*** DATA FOR THE TASK

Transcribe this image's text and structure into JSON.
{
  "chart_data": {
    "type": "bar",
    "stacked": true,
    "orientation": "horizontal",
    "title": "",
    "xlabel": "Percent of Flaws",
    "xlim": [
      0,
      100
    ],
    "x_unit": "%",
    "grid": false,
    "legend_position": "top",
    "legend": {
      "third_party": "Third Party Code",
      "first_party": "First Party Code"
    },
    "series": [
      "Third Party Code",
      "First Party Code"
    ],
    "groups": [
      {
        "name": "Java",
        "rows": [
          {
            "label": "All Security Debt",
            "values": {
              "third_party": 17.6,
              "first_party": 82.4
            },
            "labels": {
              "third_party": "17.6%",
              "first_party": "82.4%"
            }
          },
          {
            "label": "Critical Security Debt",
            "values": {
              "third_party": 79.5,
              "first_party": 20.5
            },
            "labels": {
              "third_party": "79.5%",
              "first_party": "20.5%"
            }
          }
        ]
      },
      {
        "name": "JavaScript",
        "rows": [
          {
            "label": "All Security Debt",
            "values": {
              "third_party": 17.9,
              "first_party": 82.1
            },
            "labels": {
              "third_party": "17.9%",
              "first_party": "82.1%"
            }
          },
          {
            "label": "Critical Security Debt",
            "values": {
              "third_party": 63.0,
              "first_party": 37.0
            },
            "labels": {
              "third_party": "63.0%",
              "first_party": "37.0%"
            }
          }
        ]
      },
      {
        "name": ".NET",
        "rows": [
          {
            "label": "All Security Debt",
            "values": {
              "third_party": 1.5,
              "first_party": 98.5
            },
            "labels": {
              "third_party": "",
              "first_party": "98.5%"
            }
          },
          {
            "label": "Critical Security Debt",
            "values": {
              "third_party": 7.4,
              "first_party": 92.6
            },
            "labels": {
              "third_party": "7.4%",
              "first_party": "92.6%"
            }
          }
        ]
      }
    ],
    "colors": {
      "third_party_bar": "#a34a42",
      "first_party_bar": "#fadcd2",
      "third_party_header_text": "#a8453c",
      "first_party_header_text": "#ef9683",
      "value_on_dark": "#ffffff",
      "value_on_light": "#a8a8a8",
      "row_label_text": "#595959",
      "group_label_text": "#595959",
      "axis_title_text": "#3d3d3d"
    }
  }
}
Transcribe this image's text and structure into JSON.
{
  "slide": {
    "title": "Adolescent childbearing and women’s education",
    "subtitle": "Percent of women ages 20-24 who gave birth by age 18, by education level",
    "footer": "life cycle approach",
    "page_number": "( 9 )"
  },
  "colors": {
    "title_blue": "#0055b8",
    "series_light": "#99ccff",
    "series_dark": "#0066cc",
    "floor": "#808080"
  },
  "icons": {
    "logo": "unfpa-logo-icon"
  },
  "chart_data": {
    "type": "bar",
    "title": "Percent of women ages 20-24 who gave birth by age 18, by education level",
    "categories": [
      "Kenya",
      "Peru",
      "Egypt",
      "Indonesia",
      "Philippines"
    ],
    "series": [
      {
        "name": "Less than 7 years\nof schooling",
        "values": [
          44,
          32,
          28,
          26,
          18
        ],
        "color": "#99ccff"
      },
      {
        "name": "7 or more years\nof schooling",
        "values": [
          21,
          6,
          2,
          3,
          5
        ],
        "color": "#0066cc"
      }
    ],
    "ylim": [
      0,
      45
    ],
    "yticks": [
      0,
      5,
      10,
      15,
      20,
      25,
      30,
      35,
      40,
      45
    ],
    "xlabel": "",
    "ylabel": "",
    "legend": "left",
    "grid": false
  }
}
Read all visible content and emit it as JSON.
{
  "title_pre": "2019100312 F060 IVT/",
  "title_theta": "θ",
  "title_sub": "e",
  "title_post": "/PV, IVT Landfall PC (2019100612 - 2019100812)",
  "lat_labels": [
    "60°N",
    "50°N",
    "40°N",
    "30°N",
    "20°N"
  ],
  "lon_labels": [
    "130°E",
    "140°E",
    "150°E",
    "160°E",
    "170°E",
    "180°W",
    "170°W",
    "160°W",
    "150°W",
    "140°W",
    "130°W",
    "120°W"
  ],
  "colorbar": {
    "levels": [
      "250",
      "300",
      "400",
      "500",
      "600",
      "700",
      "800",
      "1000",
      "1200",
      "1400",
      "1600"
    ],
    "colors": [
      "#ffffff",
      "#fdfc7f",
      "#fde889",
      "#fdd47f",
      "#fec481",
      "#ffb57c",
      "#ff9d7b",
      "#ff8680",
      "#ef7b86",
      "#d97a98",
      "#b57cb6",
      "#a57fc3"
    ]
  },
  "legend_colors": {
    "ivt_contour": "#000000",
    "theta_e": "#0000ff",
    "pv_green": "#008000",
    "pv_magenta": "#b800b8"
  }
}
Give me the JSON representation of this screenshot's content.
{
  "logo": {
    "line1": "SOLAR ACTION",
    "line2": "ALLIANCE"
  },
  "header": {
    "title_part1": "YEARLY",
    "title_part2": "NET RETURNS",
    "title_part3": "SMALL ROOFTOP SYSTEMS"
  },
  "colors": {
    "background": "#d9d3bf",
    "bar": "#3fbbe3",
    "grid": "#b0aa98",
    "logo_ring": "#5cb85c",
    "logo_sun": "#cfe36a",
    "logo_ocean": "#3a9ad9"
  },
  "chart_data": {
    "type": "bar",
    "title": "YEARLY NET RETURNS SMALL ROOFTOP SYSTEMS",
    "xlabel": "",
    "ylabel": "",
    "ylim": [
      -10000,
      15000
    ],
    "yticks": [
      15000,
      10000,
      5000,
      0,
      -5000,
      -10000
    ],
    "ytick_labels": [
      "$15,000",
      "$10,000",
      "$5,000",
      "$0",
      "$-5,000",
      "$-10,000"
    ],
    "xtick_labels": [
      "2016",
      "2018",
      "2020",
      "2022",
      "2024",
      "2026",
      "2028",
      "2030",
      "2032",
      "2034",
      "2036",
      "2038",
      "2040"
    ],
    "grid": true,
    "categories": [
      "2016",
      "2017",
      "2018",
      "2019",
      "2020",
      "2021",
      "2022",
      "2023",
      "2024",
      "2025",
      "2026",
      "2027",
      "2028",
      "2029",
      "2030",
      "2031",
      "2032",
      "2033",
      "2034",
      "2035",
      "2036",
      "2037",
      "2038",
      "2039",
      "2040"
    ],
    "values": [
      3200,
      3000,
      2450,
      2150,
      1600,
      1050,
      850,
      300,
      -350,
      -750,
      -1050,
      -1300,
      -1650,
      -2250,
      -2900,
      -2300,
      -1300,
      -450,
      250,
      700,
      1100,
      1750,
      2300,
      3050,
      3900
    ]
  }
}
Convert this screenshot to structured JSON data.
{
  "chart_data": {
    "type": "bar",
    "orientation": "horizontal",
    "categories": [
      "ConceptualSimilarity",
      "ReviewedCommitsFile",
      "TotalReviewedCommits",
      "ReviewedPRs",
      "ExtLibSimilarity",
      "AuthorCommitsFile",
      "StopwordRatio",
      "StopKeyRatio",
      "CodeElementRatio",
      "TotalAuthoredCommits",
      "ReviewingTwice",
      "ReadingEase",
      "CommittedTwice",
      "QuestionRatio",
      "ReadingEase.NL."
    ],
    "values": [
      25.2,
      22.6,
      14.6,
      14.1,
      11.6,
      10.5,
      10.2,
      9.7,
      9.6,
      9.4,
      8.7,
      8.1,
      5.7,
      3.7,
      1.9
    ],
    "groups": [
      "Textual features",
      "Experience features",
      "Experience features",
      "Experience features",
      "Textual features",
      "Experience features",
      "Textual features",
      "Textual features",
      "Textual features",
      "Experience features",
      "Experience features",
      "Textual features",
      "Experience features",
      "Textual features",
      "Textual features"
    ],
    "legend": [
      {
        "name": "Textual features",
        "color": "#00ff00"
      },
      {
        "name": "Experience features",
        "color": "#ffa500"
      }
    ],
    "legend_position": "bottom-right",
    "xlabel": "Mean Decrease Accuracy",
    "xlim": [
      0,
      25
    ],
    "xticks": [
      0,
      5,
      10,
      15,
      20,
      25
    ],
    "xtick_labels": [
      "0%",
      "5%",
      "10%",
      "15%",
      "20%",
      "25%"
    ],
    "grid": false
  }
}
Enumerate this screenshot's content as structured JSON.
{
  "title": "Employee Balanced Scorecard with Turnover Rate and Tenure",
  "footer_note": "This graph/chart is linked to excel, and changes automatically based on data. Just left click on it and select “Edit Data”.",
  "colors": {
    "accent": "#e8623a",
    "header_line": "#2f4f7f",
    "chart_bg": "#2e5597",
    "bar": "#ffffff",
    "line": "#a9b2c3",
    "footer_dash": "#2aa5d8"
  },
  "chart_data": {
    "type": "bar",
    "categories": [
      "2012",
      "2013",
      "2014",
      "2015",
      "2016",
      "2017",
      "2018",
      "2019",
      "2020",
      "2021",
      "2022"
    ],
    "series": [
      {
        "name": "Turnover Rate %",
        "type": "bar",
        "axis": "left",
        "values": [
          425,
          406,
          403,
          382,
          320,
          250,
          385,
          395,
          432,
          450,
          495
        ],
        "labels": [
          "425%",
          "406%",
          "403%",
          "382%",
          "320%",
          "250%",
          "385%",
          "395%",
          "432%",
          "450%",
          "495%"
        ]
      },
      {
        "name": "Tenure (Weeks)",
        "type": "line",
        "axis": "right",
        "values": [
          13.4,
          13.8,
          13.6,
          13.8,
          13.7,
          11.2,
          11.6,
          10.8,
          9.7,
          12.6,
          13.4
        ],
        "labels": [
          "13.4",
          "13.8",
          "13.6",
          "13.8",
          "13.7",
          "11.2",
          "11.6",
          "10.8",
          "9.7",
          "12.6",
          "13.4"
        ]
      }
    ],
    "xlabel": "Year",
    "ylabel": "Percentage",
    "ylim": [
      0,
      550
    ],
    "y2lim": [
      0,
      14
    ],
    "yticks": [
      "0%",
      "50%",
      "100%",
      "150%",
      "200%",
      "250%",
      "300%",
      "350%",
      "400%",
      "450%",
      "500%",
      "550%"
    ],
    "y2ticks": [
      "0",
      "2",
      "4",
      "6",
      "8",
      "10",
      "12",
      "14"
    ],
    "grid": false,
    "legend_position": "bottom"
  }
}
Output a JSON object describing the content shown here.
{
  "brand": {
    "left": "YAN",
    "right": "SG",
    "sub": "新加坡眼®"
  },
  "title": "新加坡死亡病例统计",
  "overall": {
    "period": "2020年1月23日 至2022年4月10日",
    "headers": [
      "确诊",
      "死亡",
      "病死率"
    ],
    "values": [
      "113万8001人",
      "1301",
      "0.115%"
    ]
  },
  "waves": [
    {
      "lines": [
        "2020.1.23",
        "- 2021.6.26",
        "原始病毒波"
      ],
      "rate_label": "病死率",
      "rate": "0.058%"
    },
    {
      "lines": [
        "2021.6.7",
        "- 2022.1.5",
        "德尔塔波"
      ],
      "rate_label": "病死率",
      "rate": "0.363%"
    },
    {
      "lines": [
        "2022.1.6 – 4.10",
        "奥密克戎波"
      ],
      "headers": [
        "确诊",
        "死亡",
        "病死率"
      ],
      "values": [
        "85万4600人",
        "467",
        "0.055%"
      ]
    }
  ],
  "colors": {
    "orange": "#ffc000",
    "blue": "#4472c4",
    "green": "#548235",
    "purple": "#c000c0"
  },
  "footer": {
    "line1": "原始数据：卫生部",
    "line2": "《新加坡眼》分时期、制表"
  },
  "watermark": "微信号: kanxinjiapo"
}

******

### WHAT TO PRODUCE
From the data above, copy out every line with the string "YEARLY" in it.

### CORRECT ANSWER
    "title_part1": "YEARLY",
    "title": "YEARLY NET RETURNS SMALL ROOFTOP SYSTEMS",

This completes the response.